● Some records
** Start **

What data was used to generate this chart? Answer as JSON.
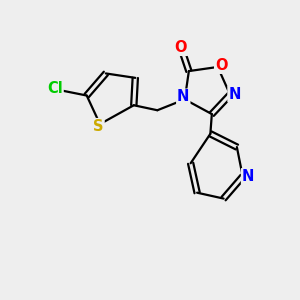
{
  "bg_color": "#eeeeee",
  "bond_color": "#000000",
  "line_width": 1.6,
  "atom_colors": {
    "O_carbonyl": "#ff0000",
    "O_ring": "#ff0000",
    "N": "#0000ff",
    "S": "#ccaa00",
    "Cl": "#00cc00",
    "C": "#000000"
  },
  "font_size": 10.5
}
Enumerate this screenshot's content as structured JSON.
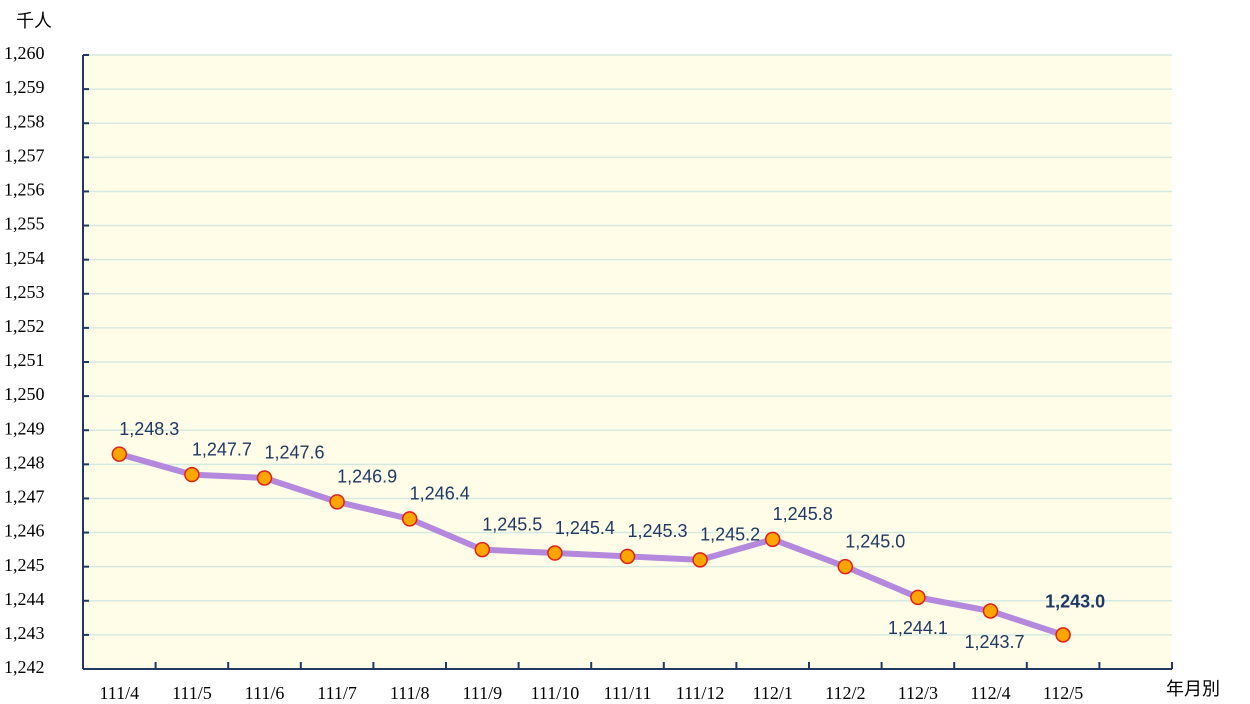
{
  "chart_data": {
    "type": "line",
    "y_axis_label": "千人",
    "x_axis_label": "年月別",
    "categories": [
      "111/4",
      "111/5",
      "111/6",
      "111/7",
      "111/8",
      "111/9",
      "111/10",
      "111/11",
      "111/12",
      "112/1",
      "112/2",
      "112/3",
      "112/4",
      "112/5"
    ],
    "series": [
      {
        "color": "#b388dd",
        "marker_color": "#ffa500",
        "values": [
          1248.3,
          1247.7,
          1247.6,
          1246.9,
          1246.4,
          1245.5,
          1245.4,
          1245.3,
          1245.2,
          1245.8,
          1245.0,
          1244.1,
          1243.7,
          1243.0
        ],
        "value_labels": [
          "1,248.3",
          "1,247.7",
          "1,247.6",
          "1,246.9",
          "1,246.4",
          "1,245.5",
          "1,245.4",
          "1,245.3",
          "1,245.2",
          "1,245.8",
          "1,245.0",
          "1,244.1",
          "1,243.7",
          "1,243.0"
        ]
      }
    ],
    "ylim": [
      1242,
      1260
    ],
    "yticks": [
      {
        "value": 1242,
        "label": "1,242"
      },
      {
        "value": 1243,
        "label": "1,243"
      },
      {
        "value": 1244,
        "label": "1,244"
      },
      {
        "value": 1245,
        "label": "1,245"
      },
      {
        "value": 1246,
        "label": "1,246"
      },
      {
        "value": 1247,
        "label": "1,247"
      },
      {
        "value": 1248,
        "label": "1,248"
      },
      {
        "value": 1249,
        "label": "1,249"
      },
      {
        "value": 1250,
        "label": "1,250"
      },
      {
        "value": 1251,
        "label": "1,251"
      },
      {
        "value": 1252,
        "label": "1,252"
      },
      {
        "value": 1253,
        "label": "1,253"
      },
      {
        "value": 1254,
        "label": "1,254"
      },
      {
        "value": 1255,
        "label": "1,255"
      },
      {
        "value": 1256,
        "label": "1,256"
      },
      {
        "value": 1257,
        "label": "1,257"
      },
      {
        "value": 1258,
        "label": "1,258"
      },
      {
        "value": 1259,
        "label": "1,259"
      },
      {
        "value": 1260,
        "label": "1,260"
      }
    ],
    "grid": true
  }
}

** End **
** Start **

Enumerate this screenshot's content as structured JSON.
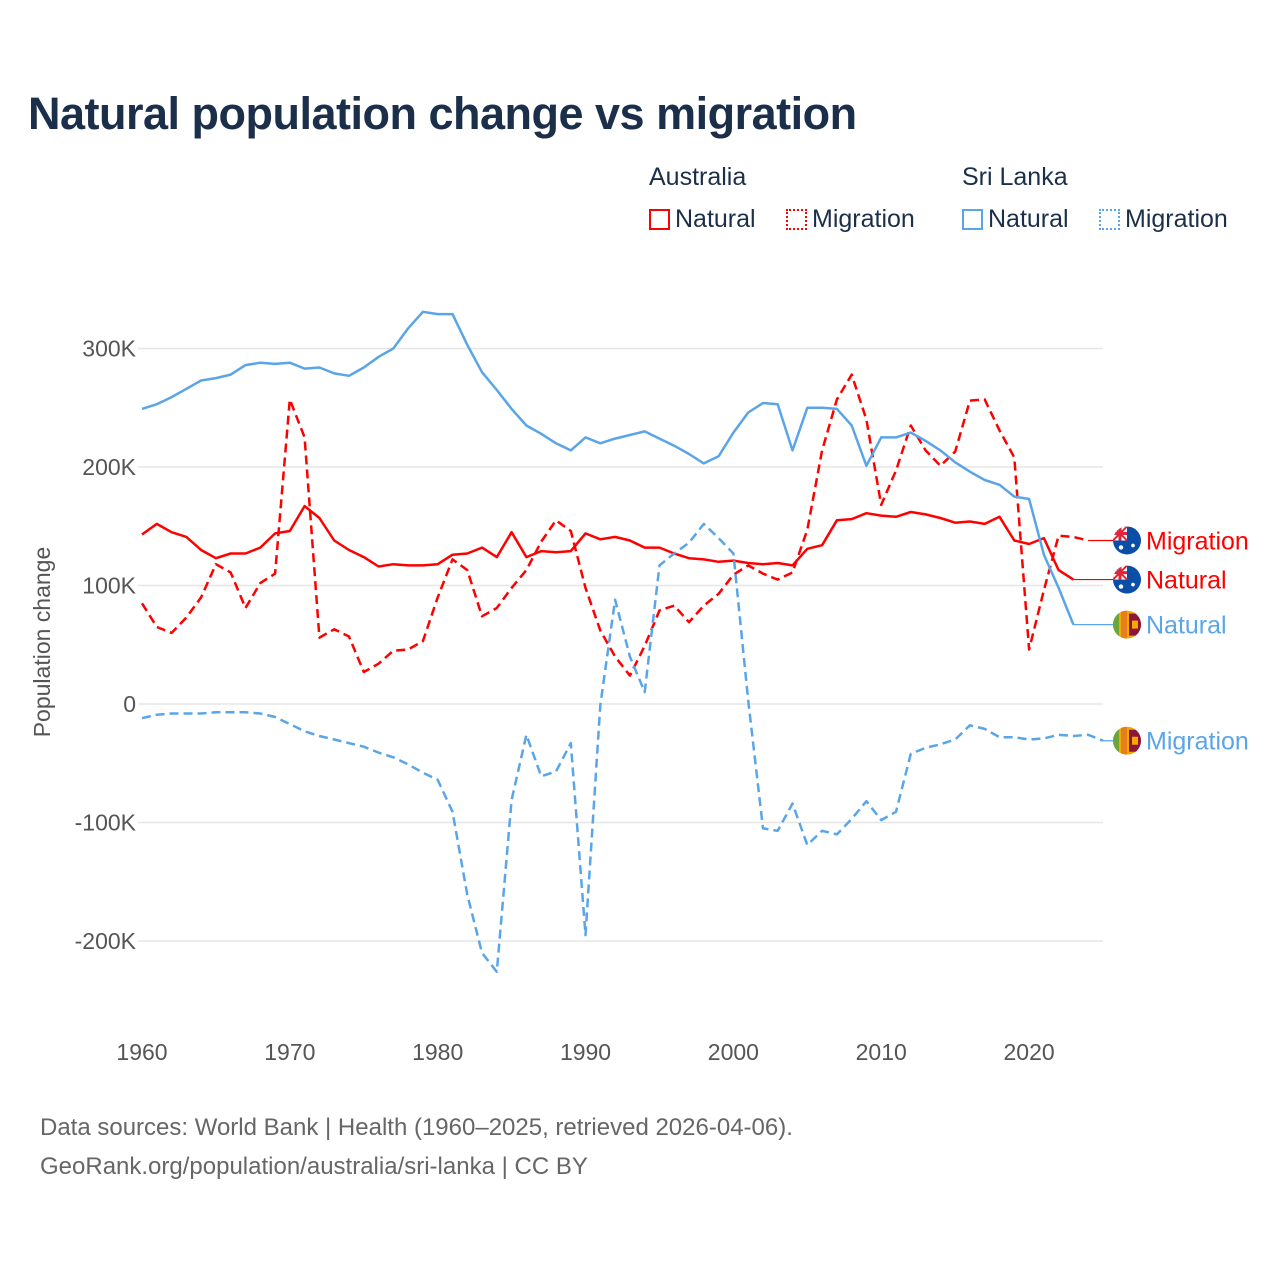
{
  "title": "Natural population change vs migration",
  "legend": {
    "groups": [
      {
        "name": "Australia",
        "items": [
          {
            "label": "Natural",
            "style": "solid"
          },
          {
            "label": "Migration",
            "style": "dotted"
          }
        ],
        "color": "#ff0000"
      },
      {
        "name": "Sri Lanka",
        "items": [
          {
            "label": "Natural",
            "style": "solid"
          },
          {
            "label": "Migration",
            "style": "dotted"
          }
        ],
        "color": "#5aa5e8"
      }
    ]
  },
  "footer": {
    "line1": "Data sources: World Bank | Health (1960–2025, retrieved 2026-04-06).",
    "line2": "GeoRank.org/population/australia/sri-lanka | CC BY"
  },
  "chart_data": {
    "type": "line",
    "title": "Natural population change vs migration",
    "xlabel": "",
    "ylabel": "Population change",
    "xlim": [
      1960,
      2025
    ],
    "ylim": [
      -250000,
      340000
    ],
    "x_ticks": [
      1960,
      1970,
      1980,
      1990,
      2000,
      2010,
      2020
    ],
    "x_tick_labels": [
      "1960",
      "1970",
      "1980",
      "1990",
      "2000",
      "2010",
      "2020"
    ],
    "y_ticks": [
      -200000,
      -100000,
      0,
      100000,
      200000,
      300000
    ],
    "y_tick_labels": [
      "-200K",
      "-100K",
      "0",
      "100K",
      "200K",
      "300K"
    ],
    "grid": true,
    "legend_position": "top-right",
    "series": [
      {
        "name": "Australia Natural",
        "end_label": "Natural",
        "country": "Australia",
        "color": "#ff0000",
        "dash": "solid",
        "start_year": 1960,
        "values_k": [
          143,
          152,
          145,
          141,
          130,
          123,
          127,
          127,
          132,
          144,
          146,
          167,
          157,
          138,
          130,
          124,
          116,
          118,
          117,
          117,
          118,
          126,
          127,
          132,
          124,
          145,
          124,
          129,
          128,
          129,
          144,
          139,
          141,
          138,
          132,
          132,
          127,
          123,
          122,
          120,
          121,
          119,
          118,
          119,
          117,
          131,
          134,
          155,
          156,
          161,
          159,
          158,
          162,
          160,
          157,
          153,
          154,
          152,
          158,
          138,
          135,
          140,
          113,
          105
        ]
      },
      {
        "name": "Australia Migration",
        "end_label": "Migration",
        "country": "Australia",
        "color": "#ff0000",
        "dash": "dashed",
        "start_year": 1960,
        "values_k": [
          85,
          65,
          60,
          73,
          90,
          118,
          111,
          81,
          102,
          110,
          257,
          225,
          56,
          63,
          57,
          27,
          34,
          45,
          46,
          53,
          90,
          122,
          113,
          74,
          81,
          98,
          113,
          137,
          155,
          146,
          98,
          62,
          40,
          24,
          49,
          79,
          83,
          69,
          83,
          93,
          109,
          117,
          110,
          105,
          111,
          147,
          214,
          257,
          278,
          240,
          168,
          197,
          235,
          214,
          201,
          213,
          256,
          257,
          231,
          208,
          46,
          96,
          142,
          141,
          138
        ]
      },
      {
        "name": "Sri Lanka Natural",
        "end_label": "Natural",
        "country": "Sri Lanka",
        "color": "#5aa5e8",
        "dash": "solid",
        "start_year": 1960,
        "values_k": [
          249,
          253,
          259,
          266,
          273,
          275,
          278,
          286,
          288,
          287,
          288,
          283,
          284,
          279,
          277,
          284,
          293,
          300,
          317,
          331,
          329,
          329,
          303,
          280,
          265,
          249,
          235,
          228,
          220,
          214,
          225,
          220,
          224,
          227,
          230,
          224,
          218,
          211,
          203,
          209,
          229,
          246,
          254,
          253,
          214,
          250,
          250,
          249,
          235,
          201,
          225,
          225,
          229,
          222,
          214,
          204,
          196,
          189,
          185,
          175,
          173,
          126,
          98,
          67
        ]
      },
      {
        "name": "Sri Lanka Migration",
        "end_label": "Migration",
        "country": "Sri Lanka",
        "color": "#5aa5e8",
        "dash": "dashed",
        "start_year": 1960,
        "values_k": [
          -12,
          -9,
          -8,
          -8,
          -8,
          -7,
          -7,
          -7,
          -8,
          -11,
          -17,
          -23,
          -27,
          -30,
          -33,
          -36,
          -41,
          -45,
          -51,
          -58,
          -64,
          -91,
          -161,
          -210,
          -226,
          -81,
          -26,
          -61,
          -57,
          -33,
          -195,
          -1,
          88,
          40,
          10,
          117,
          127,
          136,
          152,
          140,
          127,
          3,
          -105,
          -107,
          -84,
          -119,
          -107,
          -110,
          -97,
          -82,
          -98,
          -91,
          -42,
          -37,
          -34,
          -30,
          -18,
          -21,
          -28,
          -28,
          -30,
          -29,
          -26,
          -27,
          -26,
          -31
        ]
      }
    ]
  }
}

** End **

Each line in the entries above that includes the string "change" should be extracted.

● Exercise solution
  "title": "Natural population change vs migration",
    "title": "Natural population change vs migration",
    "ylabel": "Population change",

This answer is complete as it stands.